## Task statement
Below are the records; reproduce all of them exactly but without any images.

— Start of Input —

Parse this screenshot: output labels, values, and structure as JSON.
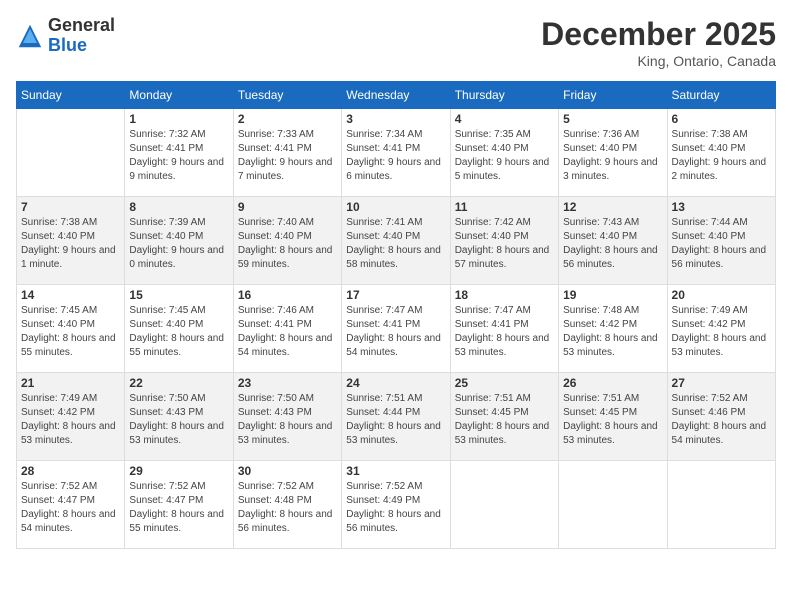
{
  "logo": {
    "general": "General",
    "blue": "Blue"
  },
  "title": "December 2025",
  "location": "King, Ontario, Canada",
  "days_of_week": [
    "Sunday",
    "Monday",
    "Tuesday",
    "Wednesday",
    "Thursday",
    "Friday",
    "Saturday"
  ],
  "weeks": [
    [
      {
        "day": "",
        "sunrise": "",
        "sunset": "",
        "daylight": ""
      },
      {
        "day": "1",
        "sunrise": "Sunrise: 7:32 AM",
        "sunset": "Sunset: 4:41 PM",
        "daylight": "Daylight: 9 hours and 9 minutes."
      },
      {
        "day": "2",
        "sunrise": "Sunrise: 7:33 AM",
        "sunset": "Sunset: 4:41 PM",
        "daylight": "Daylight: 9 hours and 7 minutes."
      },
      {
        "day": "3",
        "sunrise": "Sunrise: 7:34 AM",
        "sunset": "Sunset: 4:41 PM",
        "daylight": "Daylight: 9 hours and 6 minutes."
      },
      {
        "day": "4",
        "sunrise": "Sunrise: 7:35 AM",
        "sunset": "Sunset: 4:40 PM",
        "daylight": "Daylight: 9 hours and 5 minutes."
      },
      {
        "day": "5",
        "sunrise": "Sunrise: 7:36 AM",
        "sunset": "Sunset: 4:40 PM",
        "daylight": "Daylight: 9 hours and 3 minutes."
      },
      {
        "day": "6",
        "sunrise": "Sunrise: 7:38 AM",
        "sunset": "Sunset: 4:40 PM",
        "daylight": "Daylight: 9 hours and 2 minutes."
      }
    ],
    [
      {
        "day": "7",
        "sunrise": "Sunrise: 7:38 AM",
        "sunset": "Sunset: 4:40 PM",
        "daylight": "Daylight: 9 hours and 1 minute."
      },
      {
        "day": "8",
        "sunrise": "Sunrise: 7:39 AM",
        "sunset": "Sunset: 4:40 PM",
        "daylight": "Daylight: 9 hours and 0 minutes."
      },
      {
        "day": "9",
        "sunrise": "Sunrise: 7:40 AM",
        "sunset": "Sunset: 4:40 PM",
        "daylight": "Daylight: 8 hours and 59 minutes."
      },
      {
        "day": "10",
        "sunrise": "Sunrise: 7:41 AM",
        "sunset": "Sunset: 4:40 PM",
        "daylight": "Daylight: 8 hours and 58 minutes."
      },
      {
        "day": "11",
        "sunrise": "Sunrise: 7:42 AM",
        "sunset": "Sunset: 4:40 PM",
        "daylight": "Daylight: 8 hours and 57 minutes."
      },
      {
        "day": "12",
        "sunrise": "Sunrise: 7:43 AM",
        "sunset": "Sunset: 4:40 PM",
        "daylight": "Daylight: 8 hours and 56 minutes."
      },
      {
        "day": "13",
        "sunrise": "Sunrise: 7:44 AM",
        "sunset": "Sunset: 4:40 PM",
        "daylight": "Daylight: 8 hours and 56 minutes."
      }
    ],
    [
      {
        "day": "14",
        "sunrise": "Sunrise: 7:45 AM",
        "sunset": "Sunset: 4:40 PM",
        "daylight": "Daylight: 8 hours and 55 minutes."
      },
      {
        "day": "15",
        "sunrise": "Sunrise: 7:45 AM",
        "sunset": "Sunset: 4:40 PM",
        "daylight": "Daylight: 8 hours and 55 minutes."
      },
      {
        "day": "16",
        "sunrise": "Sunrise: 7:46 AM",
        "sunset": "Sunset: 4:41 PM",
        "daylight": "Daylight: 8 hours and 54 minutes."
      },
      {
        "day": "17",
        "sunrise": "Sunrise: 7:47 AM",
        "sunset": "Sunset: 4:41 PM",
        "daylight": "Daylight: 8 hours and 54 minutes."
      },
      {
        "day": "18",
        "sunrise": "Sunrise: 7:47 AM",
        "sunset": "Sunset: 4:41 PM",
        "daylight": "Daylight: 8 hours and 53 minutes."
      },
      {
        "day": "19",
        "sunrise": "Sunrise: 7:48 AM",
        "sunset": "Sunset: 4:42 PM",
        "daylight": "Daylight: 8 hours and 53 minutes."
      },
      {
        "day": "20",
        "sunrise": "Sunrise: 7:49 AM",
        "sunset": "Sunset: 4:42 PM",
        "daylight": "Daylight: 8 hours and 53 minutes."
      }
    ],
    [
      {
        "day": "21",
        "sunrise": "Sunrise: 7:49 AM",
        "sunset": "Sunset: 4:42 PM",
        "daylight": "Daylight: 8 hours and 53 minutes."
      },
      {
        "day": "22",
        "sunrise": "Sunrise: 7:50 AM",
        "sunset": "Sunset: 4:43 PM",
        "daylight": "Daylight: 8 hours and 53 minutes."
      },
      {
        "day": "23",
        "sunrise": "Sunrise: 7:50 AM",
        "sunset": "Sunset: 4:43 PM",
        "daylight": "Daylight: 8 hours and 53 minutes."
      },
      {
        "day": "24",
        "sunrise": "Sunrise: 7:51 AM",
        "sunset": "Sunset: 4:44 PM",
        "daylight": "Daylight: 8 hours and 53 minutes."
      },
      {
        "day": "25",
        "sunrise": "Sunrise: 7:51 AM",
        "sunset": "Sunset: 4:45 PM",
        "daylight": "Daylight: 8 hours and 53 minutes."
      },
      {
        "day": "26",
        "sunrise": "Sunrise: 7:51 AM",
        "sunset": "Sunset: 4:45 PM",
        "daylight": "Daylight: 8 hours and 53 minutes."
      },
      {
        "day": "27",
        "sunrise": "Sunrise: 7:52 AM",
        "sunset": "Sunset: 4:46 PM",
        "daylight": "Daylight: 8 hours and 54 minutes."
      }
    ],
    [
      {
        "day": "28",
        "sunrise": "Sunrise: 7:52 AM",
        "sunset": "Sunset: 4:47 PM",
        "daylight": "Daylight: 8 hours and 54 minutes."
      },
      {
        "day": "29",
        "sunrise": "Sunrise: 7:52 AM",
        "sunset": "Sunset: 4:47 PM",
        "daylight": "Daylight: 8 hours and 55 minutes."
      },
      {
        "day": "30",
        "sunrise": "Sunrise: 7:52 AM",
        "sunset": "Sunset: 4:48 PM",
        "daylight": "Daylight: 8 hours and 56 minutes."
      },
      {
        "day": "31",
        "sunrise": "Sunrise: 7:52 AM",
        "sunset": "Sunset: 4:49 PM",
        "daylight": "Daylight: 8 hours and 56 minutes."
      },
      {
        "day": "",
        "sunrise": "",
        "sunset": "",
        "daylight": ""
      },
      {
        "day": "",
        "sunrise": "",
        "sunset": "",
        "daylight": ""
      },
      {
        "day": "",
        "sunrise": "",
        "sunset": "",
        "daylight": ""
      }
    ]
  ]
}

— End of Input —

## Final result
Parse this screenshot: output labels, values, and structure as JSON.
{
  "logo": {
    "general": "General",
    "blue": "Blue"
  },
  "title": "December 2025",
  "location": "King, Ontario, Canada",
  "days_of_week": [
    "Sunday",
    "Monday",
    "Tuesday",
    "Wednesday",
    "Thursday",
    "Friday",
    "Saturday"
  ],
  "weeks": [
    [
      {
        "day": "",
        "sunrise": "",
        "sunset": "",
        "daylight": ""
      },
      {
        "day": "1",
        "sunrise": "Sunrise: 7:32 AM",
        "sunset": "Sunset: 4:41 PM",
        "daylight": "Daylight: 9 hours and 9 minutes."
      },
      {
        "day": "2",
        "sunrise": "Sunrise: 7:33 AM",
        "sunset": "Sunset: 4:41 PM",
        "daylight": "Daylight: 9 hours and 7 minutes."
      },
      {
        "day": "3",
        "sunrise": "Sunrise: 7:34 AM",
        "sunset": "Sunset: 4:41 PM",
        "daylight": "Daylight: 9 hours and 6 minutes."
      },
      {
        "day": "4",
        "sunrise": "Sunrise: 7:35 AM",
        "sunset": "Sunset: 4:40 PM",
        "daylight": "Daylight: 9 hours and 5 minutes."
      },
      {
        "day": "5",
        "sunrise": "Sunrise: 7:36 AM",
        "sunset": "Sunset: 4:40 PM",
        "daylight": "Daylight: 9 hours and 3 minutes."
      },
      {
        "day": "6",
        "sunrise": "Sunrise: 7:38 AM",
        "sunset": "Sunset: 4:40 PM",
        "daylight": "Daylight: 9 hours and 2 minutes."
      }
    ],
    [
      {
        "day": "7",
        "sunrise": "Sunrise: 7:38 AM",
        "sunset": "Sunset: 4:40 PM",
        "daylight": "Daylight: 9 hours and 1 minute."
      },
      {
        "day": "8",
        "sunrise": "Sunrise: 7:39 AM",
        "sunset": "Sunset: 4:40 PM",
        "daylight": "Daylight: 9 hours and 0 minutes."
      },
      {
        "day": "9",
        "sunrise": "Sunrise: 7:40 AM",
        "sunset": "Sunset: 4:40 PM",
        "daylight": "Daylight: 8 hours and 59 minutes."
      },
      {
        "day": "10",
        "sunrise": "Sunrise: 7:41 AM",
        "sunset": "Sunset: 4:40 PM",
        "daylight": "Daylight: 8 hours and 58 minutes."
      },
      {
        "day": "11",
        "sunrise": "Sunrise: 7:42 AM",
        "sunset": "Sunset: 4:40 PM",
        "daylight": "Daylight: 8 hours and 57 minutes."
      },
      {
        "day": "12",
        "sunrise": "Sunrise: 7:43 AM",
        "sunset": "Sunset: 4:40 PM",
        "daylight": "Daylight: 8 hours and 56 minutes."
      },
      {
        "day": "13",
        "sunrise": "Sunrise: 7:44 AM",
        "sunset": "Sunset: 4:40 PM",
        "daylight": "Daylight: 8 hours and 56 minutes."
      }
    ],
    [
      {
        "day": "14",
        "sunrise": "Sunrise: 7:45 AM",
        "sunset": "Sunset: 4:40 PM",
        "daylight": "Daylight: 8 hours and 55 minutes."
      },
      {
        "day": "15",
        "sunrise": "Sunrise: 7:45 AM",
        "sunset": "Sunset: 4:40 PM",
        "daylight": "Daylight: 8 hours and 55 minutes."
      },
      {
        "day": "16",
        "sunrise": "Sunrise: 7:46 AM",
        "sunset": "Sunset: 4:41 PM",
        "daylight": "Daylight: 8 hours and 54 minutes."
      },
      {
        "day": "17",
        "sunrise": "Sunrise: 7:47 AM",
        "sunset": "Sunset: 4:41 PM",
        "daylight": "Daylight: 8 hours and 54 minutes."
      },
      {
        "day": "18",
        "sunrise": "Sunrise: 7:47 AM",
        "sunset": "Sunset: 4:41 PM",
        "daylight": "Daylight: 8 hours and 53 minutes."
      },
      {
        "day": "19",
        "sunrise": "Sunrise: 7:48 AM",
        "sunset": "Sunset: 4:42 PM",
        "daylight": "Daylight: 8 hours and 53 minutes."
      },
      {
        "day": "20",
        "sunrise": "Sunrise: 7:49 AM",
        "sunset": "Sunset: 4:42 PM",
        "daylight": "Daylight: 8 hours and 53 minutes."
      }
    ],
    [
      {
        "day": "21",
        "sunrise": "Sunrise: 7:49 AM",
        "sunset": "Sunset: 4:42 PM",
        "daylight": "Daylight: 8 hours and 53 minutes."
      },
      {
        "day": "22",
        "sunrise": "Sunrise: 7:50 AM",
        "sunset": "Sunset: 4:43 PM",
        "daylight": "Daylight: 8 hours and 53 minutes."
      },
      {
        "day": "23",
        "sunrise": "Sunrise: 7:50 AM",
        "sunset": "Sunset: 4:43 PM",
        "daylight": "Daylight: 8 hours and 53 minutes."
      },
      {
        "day": "24",
        "sunrise": "Sunrise: 7:51 AM",
        "sunset": "Sunset: 4:44 PM",
        "daylight": "Daylight: 8 hours and 53 minutes."
      },
      {
        "day": "25",
        "sunrise": "Sunrise: 7:51 AM",
        "sunset": "Sunset: 4:45 PM",
        "daylight": "Daylight: 8 hours and 53 minutes."
      },
      {
        "day": "26",
        "sunrise": "Sunrise: 7:51 AM",
        "sunset": "Sunset: 4:45 PM",
        "daylight": "Daylight: 8 hours and 53 minutes."
      },
      {
        "day": "27",
        "sunrise": "Sunrise: 7:52 AM",
        "sunset": "Sunset: 4:46 PM",
        "daylight": "Daylight: 8 hours and 54 minutes."
      }
    ],
    [
      {
        "day": "28",
        "sunrise": "Sunrise: 7:52 AM",
        "sunset": "Sunset: 4:47 PM",
        "daylight": "Daylight: 8 hours and 54 minutes."
      },
      {
        "day": "29",
        "sunrise": "Sunrise: 7:52 AM",
        "sunset": "Sunset: 4:47 PM",
        "daylight": "Daylight: 8 hours and 55 minutes."
      },
      {
        "day": "30",
        "sunrise": "Sunrise: 7:52 AM",
        "sunset": "Sunset: 4:48 PM",
        "daylight": "Daylight: 8 hours and 56 minutes."
      },
      {
        "day": "31",
        "sunrise": "Sunrise: 7:52 AM",
        "sunset": "Sunset: 4:49 PM",
        "daylight": "Daylight: 8 hours and 56 minutes."
      },
      {
        "day": "",
        "sunrise": "",
        "sunset": "",
        "daylight": ""
      },
      {
        "day": "",
        "sunrise": "",
        "sunset": "",
        "daylight": ""
      },
      {
        "day": "",
        "sunrise": "",
        "sunset": "",
        "daylight": ""
      }
    ]
  ]
}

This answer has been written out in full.